== Data for processing

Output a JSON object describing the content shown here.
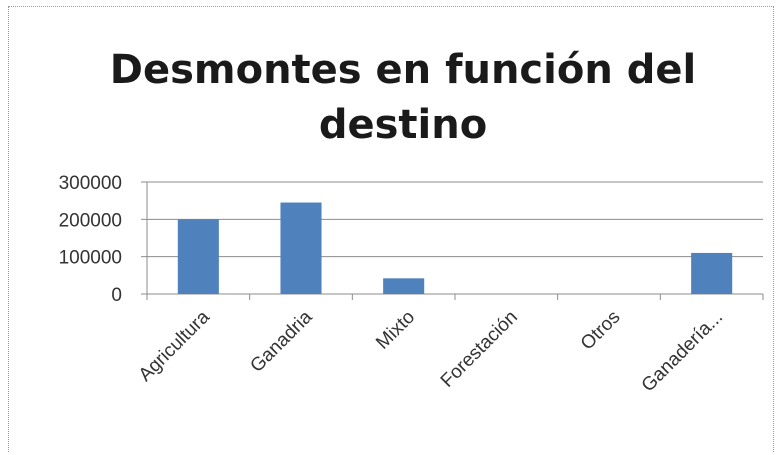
{
  "chart_data": {
    "type": "bar",
    "title_lines": [
      "Desmontes en función del",
      "destino"
    ],
    "categories": [
      "Agricultura",
      "Ganadria",
      "Mixto",
      "Forestación",
      "Otros",
      "Ganadería..."
    ],
    "values": [
      200000,
      245000,
      42000,
      0,
      0,
      110000
    ],
    "yticks": [
      "0",
      "100000",
      "200000",
      "300000"
    ],
    "ylim": [
      0,
      300000
    ],
    "grid": true,
    "legend": "none",
    "bar_color": "#4f81bd",
    "grid_color": "#8c8c8c"
  }
}
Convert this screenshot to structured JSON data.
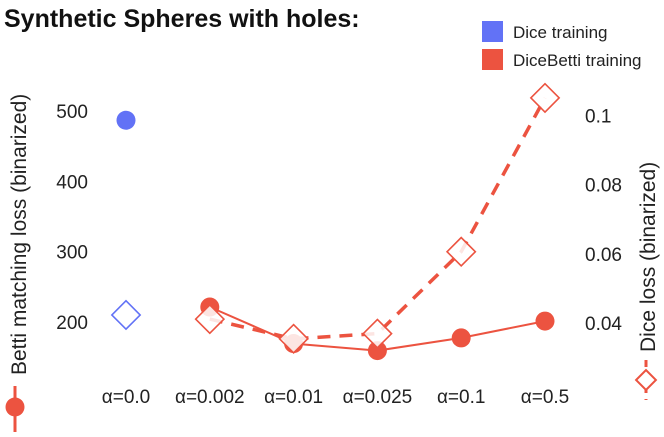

====

--- Objective ---
Can you repeat every record above exactly, apart from the pictures?

--- Solution to the problem ---
Output a JSON object describing the content shown here.
{
  "chart_data": {
    "type": "bar",
    "title_lines": [
      "Desmontes en función del",
      "destino"
    ],
    "categories": [
      "Agricultura",
      "Ganadria",
      "Mixto",
      "Forestación",
      "Otros",
      "Ganadería..."
    ],
    "values": [
      200000,
      245000,
      42000,
      0,
      0,
      110000
    ],
    "yticks": [
      "0",
      "100000",
      "200000",
      "300000"
    ],
    "ylim": [
      0,
      300000
    ],
    "grid": true,
    "legend": "none",
    "bar_color": "#4f81bd",
    "grid_color": "#8c8c8c"
  }
}
Convert this screenshot to structured JSON data.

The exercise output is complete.